### GOAL OF THE EXERCISE
Write the data out again in full, with no departure from the original.

### PROVIDED RECORDS
****************
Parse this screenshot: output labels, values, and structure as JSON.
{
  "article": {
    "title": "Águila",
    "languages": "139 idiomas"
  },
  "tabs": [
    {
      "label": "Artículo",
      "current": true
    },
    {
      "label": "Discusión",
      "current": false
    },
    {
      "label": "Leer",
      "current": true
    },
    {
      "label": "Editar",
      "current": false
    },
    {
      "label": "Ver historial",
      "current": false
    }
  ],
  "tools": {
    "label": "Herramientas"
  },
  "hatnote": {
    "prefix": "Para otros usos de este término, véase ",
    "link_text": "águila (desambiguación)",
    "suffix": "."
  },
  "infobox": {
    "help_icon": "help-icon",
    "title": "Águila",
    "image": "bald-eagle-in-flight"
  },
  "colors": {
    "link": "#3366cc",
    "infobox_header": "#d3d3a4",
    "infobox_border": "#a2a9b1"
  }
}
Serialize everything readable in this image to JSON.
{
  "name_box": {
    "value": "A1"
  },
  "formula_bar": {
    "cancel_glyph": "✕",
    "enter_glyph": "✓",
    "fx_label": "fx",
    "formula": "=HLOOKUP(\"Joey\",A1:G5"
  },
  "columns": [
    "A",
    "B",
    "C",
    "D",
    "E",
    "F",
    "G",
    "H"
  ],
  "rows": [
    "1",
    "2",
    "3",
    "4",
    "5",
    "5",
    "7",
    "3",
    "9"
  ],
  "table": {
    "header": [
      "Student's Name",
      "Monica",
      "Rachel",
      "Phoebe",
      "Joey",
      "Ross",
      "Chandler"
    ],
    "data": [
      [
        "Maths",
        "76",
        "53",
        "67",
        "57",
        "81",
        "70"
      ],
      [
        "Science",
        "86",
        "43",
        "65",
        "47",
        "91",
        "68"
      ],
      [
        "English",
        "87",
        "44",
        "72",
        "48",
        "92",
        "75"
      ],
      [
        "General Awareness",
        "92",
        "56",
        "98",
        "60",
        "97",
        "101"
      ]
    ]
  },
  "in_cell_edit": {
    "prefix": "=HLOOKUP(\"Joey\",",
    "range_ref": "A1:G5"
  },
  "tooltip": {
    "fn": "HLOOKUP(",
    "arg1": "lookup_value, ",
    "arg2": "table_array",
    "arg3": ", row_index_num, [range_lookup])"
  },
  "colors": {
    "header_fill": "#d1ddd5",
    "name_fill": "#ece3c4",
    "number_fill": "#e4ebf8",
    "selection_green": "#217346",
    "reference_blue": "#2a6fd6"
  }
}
****************
### ANSWER TO THE TASK
Parse this screenshot: output labels, values, and structure as JSON.
{
  "article": {
    "title": "Águila",
    "languages": "139 idiomas"
  },
  "tabs": [
    {
      "label": "Artículo",
      "current": true
    },
    {
      "label": "Discusión",
      "current": false
    },
    {
      "label": "Leer",
      "current": true
    },
    {
      "label": "Editar",
      "current": false
    },
    {
      "label": "Ver historial",
      "current": false
    }
  ],
  "tools": {
    "label": "Herramientas"
  },
  "hatnote": {
    "prefix": "Para otros usos de este término, véase ",
    "link_text": "águila (desambiguación)",
    "suffix": "."
  },
  "infobox": {
    "help_icon": "help-icon",
    "title": "Águila",
    "image": "bald-eagle-in-flight"
  },
  "colors": {
    "link": "#3366cc",
    "infobox_header": "#d3d3a4",
    "infobox_border": "#a2a9b1"
  }
}
Serialize everything readable in this image to JSON.
{
  "name_box": {
    "value": "A1"
  },
  "formula_bar": {
    "cancel_glyph": "✕",
    "enter_glyph": "✓",
    "fx_label": "fx",
    "formula": "=HLOOKUP(\"Joey\",A1:G5"
  },
  "columns": [
    "A",
    "B",
    "C",
    "D",
    "E",
    "F",
    "G",
    "H"
  ],
  "rows": [
    "1",
    "2",
    "3",
    "4",
    "5",
    "5",
    "7",
    "3",
    "9"
  ],
  "table": {
    "header": [
      "Student's Name",
      "Monica",
      "Rachel",
      "Phoebe",
      "Joey",
      "Ross",
      "Chandler"
    ],
    "data": [
      [
        "Maths",
        "76",
        "53",
        "67",
        "57",
        "81",
        "70"
      ],
      [
        "Science",
        "86",
        "43",
        "65",
        "47",
        "91",
        "68"
      ],
      [
        "English",
        "87",
        "44",
        "72",
        "48",
        "92",
        "75"
      ],
      [
        "General Awareness",
        "92",
        "56",
        "98",
        "60",
        "97",
        "101"
      ]
    ]
  },
  "in_cell_edit": {
    "prefix": "=HLOOKUP(\"Joey\",",
    "range_ref": "A1:G5"
  },
  "tooltip": {
    "fn": "HLOOKUP(",
    "arg1": "lookup_value, ",
    "arg2": "table_array",
    "arg3": ", row_index_num, [range_lookup])"
  },
  "colors": {
    "header_fill": "#d1ddd5",
    "name_fill": "#ece3c4",
    "number_fill": "#e4ebf8",
    "selection_green": "#217346",
    "reference_blue": "#2a6fd6"
  }
}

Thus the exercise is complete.